[Figure contents as structured data]
▼▼▼
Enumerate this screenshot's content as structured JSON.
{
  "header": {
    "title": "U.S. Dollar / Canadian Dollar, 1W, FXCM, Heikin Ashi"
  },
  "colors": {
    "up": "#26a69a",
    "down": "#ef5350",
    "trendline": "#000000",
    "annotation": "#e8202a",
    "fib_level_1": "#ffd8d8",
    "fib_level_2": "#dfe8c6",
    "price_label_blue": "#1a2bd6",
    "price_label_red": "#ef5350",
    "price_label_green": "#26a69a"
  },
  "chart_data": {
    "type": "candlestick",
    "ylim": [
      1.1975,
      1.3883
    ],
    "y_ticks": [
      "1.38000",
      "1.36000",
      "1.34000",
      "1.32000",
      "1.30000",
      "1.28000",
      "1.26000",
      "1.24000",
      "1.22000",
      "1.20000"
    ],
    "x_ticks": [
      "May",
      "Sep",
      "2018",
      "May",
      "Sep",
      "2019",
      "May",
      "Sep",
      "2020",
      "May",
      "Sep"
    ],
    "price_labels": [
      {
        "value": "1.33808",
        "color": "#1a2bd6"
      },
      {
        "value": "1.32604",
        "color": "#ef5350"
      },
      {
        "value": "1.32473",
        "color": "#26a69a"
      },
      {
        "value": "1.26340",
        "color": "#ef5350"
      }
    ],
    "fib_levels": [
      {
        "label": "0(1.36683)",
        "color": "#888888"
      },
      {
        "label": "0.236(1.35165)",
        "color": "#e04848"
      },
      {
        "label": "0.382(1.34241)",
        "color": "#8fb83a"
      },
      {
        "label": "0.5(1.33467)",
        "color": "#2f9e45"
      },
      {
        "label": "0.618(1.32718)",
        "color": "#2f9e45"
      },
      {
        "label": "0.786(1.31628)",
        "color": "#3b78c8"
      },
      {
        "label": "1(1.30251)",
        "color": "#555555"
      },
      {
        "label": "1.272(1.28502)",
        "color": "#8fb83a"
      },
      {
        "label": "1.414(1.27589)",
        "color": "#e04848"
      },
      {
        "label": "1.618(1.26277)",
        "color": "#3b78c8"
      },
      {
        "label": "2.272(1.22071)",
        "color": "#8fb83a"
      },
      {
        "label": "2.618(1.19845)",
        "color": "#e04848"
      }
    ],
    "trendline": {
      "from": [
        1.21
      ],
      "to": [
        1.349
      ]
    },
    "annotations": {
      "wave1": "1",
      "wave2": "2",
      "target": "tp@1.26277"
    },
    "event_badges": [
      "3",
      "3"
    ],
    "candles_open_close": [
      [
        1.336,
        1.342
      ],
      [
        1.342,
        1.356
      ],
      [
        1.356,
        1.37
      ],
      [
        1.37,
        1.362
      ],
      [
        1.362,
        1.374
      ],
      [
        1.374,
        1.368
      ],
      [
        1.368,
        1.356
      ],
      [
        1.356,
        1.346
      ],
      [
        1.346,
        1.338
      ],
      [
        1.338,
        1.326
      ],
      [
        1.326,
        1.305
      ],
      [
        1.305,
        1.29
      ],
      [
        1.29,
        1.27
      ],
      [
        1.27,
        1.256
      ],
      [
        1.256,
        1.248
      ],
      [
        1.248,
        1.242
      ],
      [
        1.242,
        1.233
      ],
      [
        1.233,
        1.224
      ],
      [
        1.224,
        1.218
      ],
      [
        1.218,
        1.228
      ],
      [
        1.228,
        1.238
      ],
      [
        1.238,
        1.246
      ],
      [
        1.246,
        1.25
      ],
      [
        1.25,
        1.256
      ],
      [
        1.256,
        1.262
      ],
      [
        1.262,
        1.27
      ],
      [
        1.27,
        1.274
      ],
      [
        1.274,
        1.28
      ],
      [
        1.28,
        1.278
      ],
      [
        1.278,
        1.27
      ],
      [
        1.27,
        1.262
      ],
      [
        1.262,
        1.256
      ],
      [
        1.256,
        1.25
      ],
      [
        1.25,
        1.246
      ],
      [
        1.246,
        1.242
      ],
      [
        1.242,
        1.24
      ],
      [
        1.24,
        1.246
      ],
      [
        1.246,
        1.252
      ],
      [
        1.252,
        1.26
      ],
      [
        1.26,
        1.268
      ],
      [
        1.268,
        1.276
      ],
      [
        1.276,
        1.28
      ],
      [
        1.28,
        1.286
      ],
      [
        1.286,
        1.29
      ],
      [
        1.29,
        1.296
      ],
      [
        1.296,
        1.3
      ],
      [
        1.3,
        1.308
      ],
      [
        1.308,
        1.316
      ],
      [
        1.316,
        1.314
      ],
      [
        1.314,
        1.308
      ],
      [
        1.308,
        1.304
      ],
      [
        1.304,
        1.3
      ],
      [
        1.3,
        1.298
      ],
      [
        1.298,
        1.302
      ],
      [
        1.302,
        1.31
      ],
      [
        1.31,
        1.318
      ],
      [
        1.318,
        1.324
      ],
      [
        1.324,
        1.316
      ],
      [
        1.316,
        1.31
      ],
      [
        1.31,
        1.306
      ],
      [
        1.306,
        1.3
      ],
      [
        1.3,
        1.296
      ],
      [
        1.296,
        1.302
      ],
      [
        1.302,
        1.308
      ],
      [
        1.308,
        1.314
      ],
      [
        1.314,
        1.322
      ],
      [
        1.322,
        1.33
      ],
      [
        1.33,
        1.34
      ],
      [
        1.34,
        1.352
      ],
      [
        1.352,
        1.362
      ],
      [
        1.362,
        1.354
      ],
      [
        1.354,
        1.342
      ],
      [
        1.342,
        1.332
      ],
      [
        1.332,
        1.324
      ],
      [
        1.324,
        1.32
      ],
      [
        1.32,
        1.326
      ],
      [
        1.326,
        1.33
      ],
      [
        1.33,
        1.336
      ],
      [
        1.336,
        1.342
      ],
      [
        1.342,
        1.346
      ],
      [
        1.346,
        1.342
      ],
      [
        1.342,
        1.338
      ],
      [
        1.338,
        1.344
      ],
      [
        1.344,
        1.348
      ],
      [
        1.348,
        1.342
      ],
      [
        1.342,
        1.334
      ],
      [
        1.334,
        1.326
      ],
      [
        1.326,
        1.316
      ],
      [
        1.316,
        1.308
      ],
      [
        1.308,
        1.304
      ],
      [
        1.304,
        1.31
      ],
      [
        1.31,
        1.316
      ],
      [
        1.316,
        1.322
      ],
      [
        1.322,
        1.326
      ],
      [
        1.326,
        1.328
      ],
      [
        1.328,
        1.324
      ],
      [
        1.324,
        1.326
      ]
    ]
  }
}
▲▲▲
__AIM OF THE TASK__.
Set down the material above again, word for word.

__WRITTEN ANSWER__.
Enumerate this screenshot's content as structured JSON.
{
  "header": {
    "title": "U.S. Dollar / Canadian Dollar, 1W, FXCM, Heikin Ashi"
  },
  "colors": {
    "up": "#26a69a",
    "down": "#ef5350",
    "trendline": "#000000",
    "annotation": "#e8202a",
    "fib_level_1": "#ffd8d8",
    "fib_level_2": "#dfe8c6",
    "price_label_blue": "#1a2bd6",
    "price_label_red": "#ef5350",
    "price_label_green": "#26a69a"
  },
  "chart_data": {
    "type": "candlestick",
    "ylim": [
      1.1975,
      1.3883
    ],
    "y_ticks": [
      "1.38000",
      "1.36000",
      "1.34000",
      "1.32000",
      "1.30000",
      "1.28000",
      "1.26000",
      "1.24000",
      "1.22000",
      "1.20000"
    ],
    "x_ticks": [
      "May",
      "Sep",
      "2018",
      "May",
      "Sep",
      "2019",
      "May",
      "Sep",
      "2020",
      "May",
      "Sep"
    ],
    "price_labels": [
      {
        "value": "1.33808",
        "color": "#1a2bd6"
      },
      {
        "value": "1.32604",
        "color": "#ef5350"
      },
      {
        "value": "1.32473",
        "color": "#26a69a"
      },
      {
        "value": "1.26340",
        "color": "#ef5350"
      }
    ],
    "fib_levels": [
      {
        "label": "0(1.36683)",
        "color": "#888888"
      },
      {
        "label": "0.236(1.35165)",
        "color": "#e04848"
      },
      {
        "label": "0.382(1.34241)",
        "color": "#8fb83a"
      },
      {
        "label": "0.5(1.33467)",
        "color": "#2f9e45"
      },
      {
        "label": "0.618(1.32718)",
        "color": "#2f9e45"
      },
      {
        "label": "0.786(1.31628)",
        "color": "#3b78c8"
      },
      {
        "label": "1(1.30251)",
        "color": "#555555"
      },
      {
        "label": "1.272(1.28502)",
        "color": "#8fb83a"
      },
      {
        "label": "1.414(1.27589)",
        "color": "#e04848"
      },
      {
        "label": "1.618(1.26277)",
        "color": "#3b78c8"
      },
      {
        "label": "2.272(1.22071)",
        "color": "#8fb83a"
      },
      {
        "label": "2.618(1.19845)",
        "color": "#e04848"
      }
    ],
    "trendline": {
      "from": [
        1.21
      ],
      "to": [
        1.349
      ]
    },
    "annotations": {
      "wave1": "1",
      "wave2": "2",
      "target": "tp@1.26277"
    },
    "event_badges": [
      "3",
      "3"
    ],
    "candles_open_close": [
      [
        1.336,
        1.342
      ],
      [
        1.342,
        1.356
      ],
      [
        1.356,
        1.37
      ],
      [
        1.37,
        1.362
      ],
      [
        1.362,
        1.374
      ],
      [
        1.374,
        1.368
      ],
      [
        1.368,
        1.356
      ],
      [
        1.356,
        1.346
      ],
      [
        1.346,
        1.338
      ],
      [
        1.338,
        1.326
      ],
      [
        1.326,
        1.305
      ],
      [
        1.305,
        1.29
      ],
      [
        1.29,
        1.27
      ],
      [
        1.27,
        1.256
      ],
      [
        1.256,
        1.248
      ],
      [
        1.248,
        1.242
      ],
      [
        1.242,
        1.233
      ],
      [
        1.233,
        1.224
      ],
      [
        1.224,
        1.218
      ],
      [
        1.218,
        1.228
      ],
      [
        1.228,
        1.238
      ],
      [
        1.238,
        1.246
      ],
      [
        1.246,
        1.25
      ],
      [
        1.25,
        1.256
      ],
      [
        1.256,
        1.262
      ],
      [
        1.262,
        1.27
      ],
      [
        1.27,
        1.274
      ],
      [
        1.274,
        1.28
      ],
      [
        1.28,
        1.278
      ],
      [
        1.278,
        1.27
      ],
      [
        1.27,
        1.262
      ],
      [
        1.262,
        1.256
      ],
      [
        1.256,
        1.25
      ],
      [
        1.25,
        1.246
      ],
      [
        1.246,
        1.242
      ],
      [
        1.242,
        1.24
      ],
      [
        1.24,
        1.246
      ],
      [
        1.246,
        1.252
      ],
      [
        1.252,
        1.26
      ],
      [
        1.26,
        1.268
      ],
      [
        1.268,
        1.276
      ],
      [
        1.276,
        1.28
      ],
      [
        1.28,
        1.286
      ],
      [
        1.286,
        1.29
      ],
      [
        1.29,
        1.296
      ],
      [
        1.296,
        1.3
      ],
      [
        1.3,
        1.308
      ],
      [
        1.308,
        1.316
      ],
      [
        1.316,
        1.314
      ],
      [
        1.314,
        1.308
      ],
      [
        1.308,
        1.304
      ],
      [
        1.304,
        1.3
      ],
      [
        1.3,
        1.298
      ],
      [
        1.298,
        1.302
      ],
      [
        1.302,
        1.31
      ],
      [
        1.31,
        1.318
      ],
      [
        1.318,
        1.324
      ],
      [
        1.324,
        1.316
      ],
      [
        1.316,
        1.31
      ],
      [
        1.31,
        1.306
      ],
      [
        1.306,
        1.3
      ],
      [
        1.3,
        1.296
      ],
      [
        1.296,
        1.302
      ],
      [
        1.302,
        1.308
      ],
      [
        1.308,
        1.314
      ],
      [
        1.314,
        1.322
      ],
      [
        1.322,
        1.33
      ],
      [
        1.33,
        1.34
      ],
      [
        1.34,
        1.352
      ],
      [
        1.352,
        1.362
      ],
      [
        1.362,
        1.354
      ],
      [
        1.354,
        1.342
      ],
      [
        1.342,
        1.332
      ],
      [
        1.332,
        1.324
      ],
      [
        1.324,
        1.32
      ],
      [
        1.32,
        1.326
      ],
      [
        1.326,
        1.33
      ],
      [
        1.33,
        1.336
      ],
      [
        1.336,
        1.342
      ],
      [
        1.342,
        1.346
      ],
      [
        1.346,
        1.342
      ],
      [
        1.342,
        1.338
      ],
      [
        1.338,
        1.344
      ],
      [
        1.344,
        1.348
      ],
      [
        1.348,
        1.342
      ],
      [
        1.342,
        1.334
      ],
      [
        1.334,
        1.326
      ],
      [
        1.326,
        1.316
      ],
      [
        1.316,
        1.308
      ],
      [
        1.308,
        1.304
      ],
      [
        1.304,
        1.31
      ],
      [
        1.31,
        1.316
      ],
      [
        1.316,
        1.322
      ],
      [
        1.322,
        1.326
      ],
      [
        1.326,
        1.328
      ],
      [
        1.328,
        1.324
      ],
      [
        1.324,
        1.326
      ]
    ]
  }
}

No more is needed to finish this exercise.